§ REQUIREMENT:
Pick out every line that holds the string "Personal" and copy it.
start ENTRIES SUPPLIED
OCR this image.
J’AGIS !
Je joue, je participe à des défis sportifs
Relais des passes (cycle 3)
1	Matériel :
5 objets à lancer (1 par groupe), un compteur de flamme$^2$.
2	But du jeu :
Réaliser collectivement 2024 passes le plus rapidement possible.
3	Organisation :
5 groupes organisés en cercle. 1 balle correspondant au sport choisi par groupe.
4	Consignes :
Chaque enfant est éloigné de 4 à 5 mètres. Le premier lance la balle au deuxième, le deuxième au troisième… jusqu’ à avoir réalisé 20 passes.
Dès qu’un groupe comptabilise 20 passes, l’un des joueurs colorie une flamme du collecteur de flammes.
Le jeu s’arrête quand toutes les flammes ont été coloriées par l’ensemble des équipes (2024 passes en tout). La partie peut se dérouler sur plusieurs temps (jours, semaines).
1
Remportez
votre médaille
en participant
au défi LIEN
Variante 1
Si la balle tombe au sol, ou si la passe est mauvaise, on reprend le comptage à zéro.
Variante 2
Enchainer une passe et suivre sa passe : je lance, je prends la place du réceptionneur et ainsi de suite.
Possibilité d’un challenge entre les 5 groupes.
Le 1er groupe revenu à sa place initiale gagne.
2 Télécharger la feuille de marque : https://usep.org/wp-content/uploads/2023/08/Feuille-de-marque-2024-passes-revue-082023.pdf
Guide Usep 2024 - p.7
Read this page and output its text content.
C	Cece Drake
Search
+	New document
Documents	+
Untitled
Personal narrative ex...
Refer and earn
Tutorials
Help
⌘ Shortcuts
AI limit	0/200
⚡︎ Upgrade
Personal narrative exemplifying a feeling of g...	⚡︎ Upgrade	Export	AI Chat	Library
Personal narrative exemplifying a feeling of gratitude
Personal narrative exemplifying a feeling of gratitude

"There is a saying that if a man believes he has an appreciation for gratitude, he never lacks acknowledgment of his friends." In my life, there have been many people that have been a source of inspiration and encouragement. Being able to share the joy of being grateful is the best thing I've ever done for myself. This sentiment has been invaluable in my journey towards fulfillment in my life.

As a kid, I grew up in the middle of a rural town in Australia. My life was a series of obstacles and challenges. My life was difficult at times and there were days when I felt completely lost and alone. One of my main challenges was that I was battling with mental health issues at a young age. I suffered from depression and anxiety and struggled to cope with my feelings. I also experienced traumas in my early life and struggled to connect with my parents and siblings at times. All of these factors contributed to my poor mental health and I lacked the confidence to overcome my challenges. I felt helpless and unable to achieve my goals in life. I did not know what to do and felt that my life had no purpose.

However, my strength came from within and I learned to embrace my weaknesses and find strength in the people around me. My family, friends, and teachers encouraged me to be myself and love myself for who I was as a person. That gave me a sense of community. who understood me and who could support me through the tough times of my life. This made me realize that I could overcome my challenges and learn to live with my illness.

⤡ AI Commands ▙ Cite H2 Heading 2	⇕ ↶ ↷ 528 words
end ENTRIES SUPPLIED
§ TASK ANSWER:
Personal narrative ex...
Personal narrative exemplifying a feeling of g...	⚡︎ Upgrade	Export	AI Chat	Library
Personal narrative exemplifying a feeling of gratitude
Personal narrative exemplifying a feeling of gratitude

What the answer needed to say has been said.